[Begin Records for this exercise]
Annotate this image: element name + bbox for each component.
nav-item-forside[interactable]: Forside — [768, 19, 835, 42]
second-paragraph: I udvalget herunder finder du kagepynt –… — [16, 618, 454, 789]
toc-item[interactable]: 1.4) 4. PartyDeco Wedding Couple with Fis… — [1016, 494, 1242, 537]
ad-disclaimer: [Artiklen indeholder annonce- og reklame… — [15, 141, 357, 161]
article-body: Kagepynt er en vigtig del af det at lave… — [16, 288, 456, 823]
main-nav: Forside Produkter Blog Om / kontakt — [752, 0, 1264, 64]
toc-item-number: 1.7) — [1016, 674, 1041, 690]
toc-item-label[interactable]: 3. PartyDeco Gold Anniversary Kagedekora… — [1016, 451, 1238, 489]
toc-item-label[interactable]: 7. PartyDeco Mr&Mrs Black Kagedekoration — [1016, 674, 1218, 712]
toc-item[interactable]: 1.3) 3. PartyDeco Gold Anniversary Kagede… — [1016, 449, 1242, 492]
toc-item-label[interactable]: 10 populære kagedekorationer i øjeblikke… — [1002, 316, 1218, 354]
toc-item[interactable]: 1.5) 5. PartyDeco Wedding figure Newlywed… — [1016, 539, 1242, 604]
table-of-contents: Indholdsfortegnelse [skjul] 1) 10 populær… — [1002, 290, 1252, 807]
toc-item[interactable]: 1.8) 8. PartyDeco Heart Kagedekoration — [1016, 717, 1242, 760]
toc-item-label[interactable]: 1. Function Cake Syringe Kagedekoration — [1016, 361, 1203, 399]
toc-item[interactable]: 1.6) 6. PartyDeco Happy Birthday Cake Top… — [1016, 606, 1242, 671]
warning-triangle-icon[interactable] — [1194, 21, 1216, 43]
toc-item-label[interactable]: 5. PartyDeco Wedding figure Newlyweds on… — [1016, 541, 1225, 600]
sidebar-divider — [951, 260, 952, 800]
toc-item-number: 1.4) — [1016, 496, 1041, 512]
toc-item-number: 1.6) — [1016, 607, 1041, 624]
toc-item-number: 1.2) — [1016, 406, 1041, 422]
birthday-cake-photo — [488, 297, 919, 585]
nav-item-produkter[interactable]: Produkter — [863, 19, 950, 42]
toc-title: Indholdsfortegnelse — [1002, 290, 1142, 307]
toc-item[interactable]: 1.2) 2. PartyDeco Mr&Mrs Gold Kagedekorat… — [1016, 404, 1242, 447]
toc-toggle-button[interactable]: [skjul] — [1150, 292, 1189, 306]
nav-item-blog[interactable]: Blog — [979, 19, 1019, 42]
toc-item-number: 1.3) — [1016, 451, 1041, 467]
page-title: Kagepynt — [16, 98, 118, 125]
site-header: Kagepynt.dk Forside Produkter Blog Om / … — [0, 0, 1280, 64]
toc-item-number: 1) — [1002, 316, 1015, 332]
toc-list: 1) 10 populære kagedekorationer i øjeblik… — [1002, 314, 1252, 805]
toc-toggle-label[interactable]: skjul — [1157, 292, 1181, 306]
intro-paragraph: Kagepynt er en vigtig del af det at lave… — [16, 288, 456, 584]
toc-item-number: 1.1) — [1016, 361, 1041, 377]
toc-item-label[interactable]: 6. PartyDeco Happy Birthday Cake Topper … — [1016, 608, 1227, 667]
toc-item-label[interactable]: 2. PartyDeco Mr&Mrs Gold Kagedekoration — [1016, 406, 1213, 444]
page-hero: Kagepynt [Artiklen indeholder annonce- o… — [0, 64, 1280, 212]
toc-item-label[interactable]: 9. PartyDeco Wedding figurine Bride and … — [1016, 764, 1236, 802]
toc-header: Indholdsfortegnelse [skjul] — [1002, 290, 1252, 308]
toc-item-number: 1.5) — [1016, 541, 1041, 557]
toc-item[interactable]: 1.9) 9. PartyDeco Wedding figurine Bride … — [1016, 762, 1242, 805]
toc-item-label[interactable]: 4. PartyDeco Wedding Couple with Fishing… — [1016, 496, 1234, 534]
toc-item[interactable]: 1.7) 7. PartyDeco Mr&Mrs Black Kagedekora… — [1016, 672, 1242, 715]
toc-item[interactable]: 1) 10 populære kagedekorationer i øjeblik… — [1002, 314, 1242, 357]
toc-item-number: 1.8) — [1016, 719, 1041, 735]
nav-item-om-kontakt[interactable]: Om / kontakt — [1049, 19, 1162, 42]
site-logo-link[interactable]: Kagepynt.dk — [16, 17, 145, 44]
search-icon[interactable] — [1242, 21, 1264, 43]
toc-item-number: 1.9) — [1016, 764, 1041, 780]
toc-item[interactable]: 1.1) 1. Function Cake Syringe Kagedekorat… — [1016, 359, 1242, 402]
[End Records for this exercise]
» **Goal of the exercise**:
Convert the rows from the start through the line containing "nav-item-blog[interactable]: Blog —" into a JSON list of strings, one string per line, leaving out blank lines.

» **Full output**:
[
  "Annotate this image: element name + bbox for each component.",
  "nav-item-forside[interactable]: Forside — [768, 19, 835, 42]",
  "second-paragraph: I udvalget herunder finder du kagepynt –… — [16, 618, 454, 789]",
  "toc-item[interactable]: 1.4) 4. PartyDeco Wedding Couple with Fis… — [1016, 494, 1242, 537]",
  "ad-disclaimer: [Artiklen indeholder annonce- og reklame… — [15, 141, 357, 161]",
  "article-body: Kagepynt er en vigtig del af det at lave… — [16, 288, 456, 823]",
  "main-nav: Forside Produkter Blog Om / kontakt — [752, 0, 1264, 64]",
  "toc-item-number: 1.7) — [1016, 674, 1041, 690]",
  "toc-item-label[interactable]: 3. PartyDeco Gold Anniversary Kagedekora… — [1016, 451, 1238, 489]",
  "toc-item-label[interactable]: 7. PartyDeco Mr&Mrs Black Kagedekoration — [1016, 674, 1218, 712]",
  "toc-item[interactable]: 1.3) 3. PartyDeco Gold Anniversary Kagede… — [1016, 449, 1242, 492]",
  "toc-item-label[interactable]: 10 populære kagedekorationer i øjeblikke… — [1002, 316, 1218, 354]",
  "toc-item[interactable]: 1.5) 5. PartyDeco Wedding figure Newlywed… — [1016, 539, 1242, 604]",
  "table-of-contents: Indholdsfortegnelse [skjul] 1) 10 populær… — [1002, 290, 1252, 807]",
  "toc-item[interactable]: 1.8) 8. PartyDeco Heart Kagedekoration — [1016, 717, 1242, 760]",
  "toc-item-label[interactable]: 1. Function Cake Syringe Kagedekoration — [1016, 361, 1203, 399]",
  "toc-item[interactable]: 1.6) 6. PartyDeco Happy Birthday Cake Top… — [1016, 606, 1242, 671]",
  "warning-triangle-icon[interactable] — [1194, 21, 1216, 43]",
  "toc-item-label[interactable]: 5. PartyDeco Wedding figure Newlyweds on… — [1016, 541, 1225, 600]",
  "sidebar-divider — [951, 260, 952, 800]",
  "toc-item-number: 1.4) — [1016, 496, 1041, 512]",
  "toc-item-number: 1.6) — [1016, 607, 1041, 624]",
  "toc-item-number: 1.2) — [1016, 406, 1041, 422]",
  "birthday-cake-photo — [488, 297, 919, 585]",
  "nav-item-produkter[interactable]: Produkter — [863, 19, 950, 42]",
  "toc-title: Indholdsfortegnelse — [1002, 290, 1142, 307]",
  "toc-item[interactable]: 1.2) 2. PartyDeco Mr&Mrs Gold Kagedekorat… — [1016, 404, 1242, 447]",
  "toc-toggle-button[interactable]: [skjul] — [1150, 292, 1189, 306]",
  "nav-item-blog[interactable]: Blog — [979, 19, 1019, 42]"
]